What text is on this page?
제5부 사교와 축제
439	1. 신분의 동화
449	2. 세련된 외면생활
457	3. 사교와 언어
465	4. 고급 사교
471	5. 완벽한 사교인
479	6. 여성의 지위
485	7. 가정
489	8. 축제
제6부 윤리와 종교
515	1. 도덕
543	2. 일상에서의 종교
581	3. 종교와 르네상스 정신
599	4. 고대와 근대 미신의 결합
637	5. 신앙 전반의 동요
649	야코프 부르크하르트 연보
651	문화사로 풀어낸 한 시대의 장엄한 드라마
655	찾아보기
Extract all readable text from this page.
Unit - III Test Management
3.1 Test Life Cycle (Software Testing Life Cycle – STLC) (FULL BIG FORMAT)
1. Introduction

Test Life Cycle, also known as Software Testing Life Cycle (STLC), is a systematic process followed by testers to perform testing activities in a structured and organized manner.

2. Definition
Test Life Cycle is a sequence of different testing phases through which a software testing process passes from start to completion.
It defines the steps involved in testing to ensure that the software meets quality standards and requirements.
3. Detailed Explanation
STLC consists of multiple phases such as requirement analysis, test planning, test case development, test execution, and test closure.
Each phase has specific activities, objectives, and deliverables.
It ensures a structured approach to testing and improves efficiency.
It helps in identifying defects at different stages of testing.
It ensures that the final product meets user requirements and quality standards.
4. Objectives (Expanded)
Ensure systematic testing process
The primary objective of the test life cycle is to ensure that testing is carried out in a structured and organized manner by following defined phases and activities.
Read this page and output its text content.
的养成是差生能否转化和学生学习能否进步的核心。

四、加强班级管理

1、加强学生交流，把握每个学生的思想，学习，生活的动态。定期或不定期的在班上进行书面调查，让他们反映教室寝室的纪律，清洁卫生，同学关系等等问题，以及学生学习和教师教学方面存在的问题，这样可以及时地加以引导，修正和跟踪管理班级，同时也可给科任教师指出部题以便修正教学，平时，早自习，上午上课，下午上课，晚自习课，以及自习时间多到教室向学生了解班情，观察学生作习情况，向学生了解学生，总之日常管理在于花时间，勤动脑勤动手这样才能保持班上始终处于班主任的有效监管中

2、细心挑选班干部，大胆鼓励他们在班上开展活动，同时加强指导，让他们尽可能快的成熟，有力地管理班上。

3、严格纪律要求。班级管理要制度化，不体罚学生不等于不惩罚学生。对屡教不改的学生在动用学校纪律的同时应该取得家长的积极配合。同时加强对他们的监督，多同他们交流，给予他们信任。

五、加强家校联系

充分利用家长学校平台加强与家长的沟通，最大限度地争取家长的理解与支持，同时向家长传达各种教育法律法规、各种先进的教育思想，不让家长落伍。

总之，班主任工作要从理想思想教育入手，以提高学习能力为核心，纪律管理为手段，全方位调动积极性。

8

________________________________________

Return only the number of lines in the data above that include the word "STLC".

RESULT OF THIS TASK: 3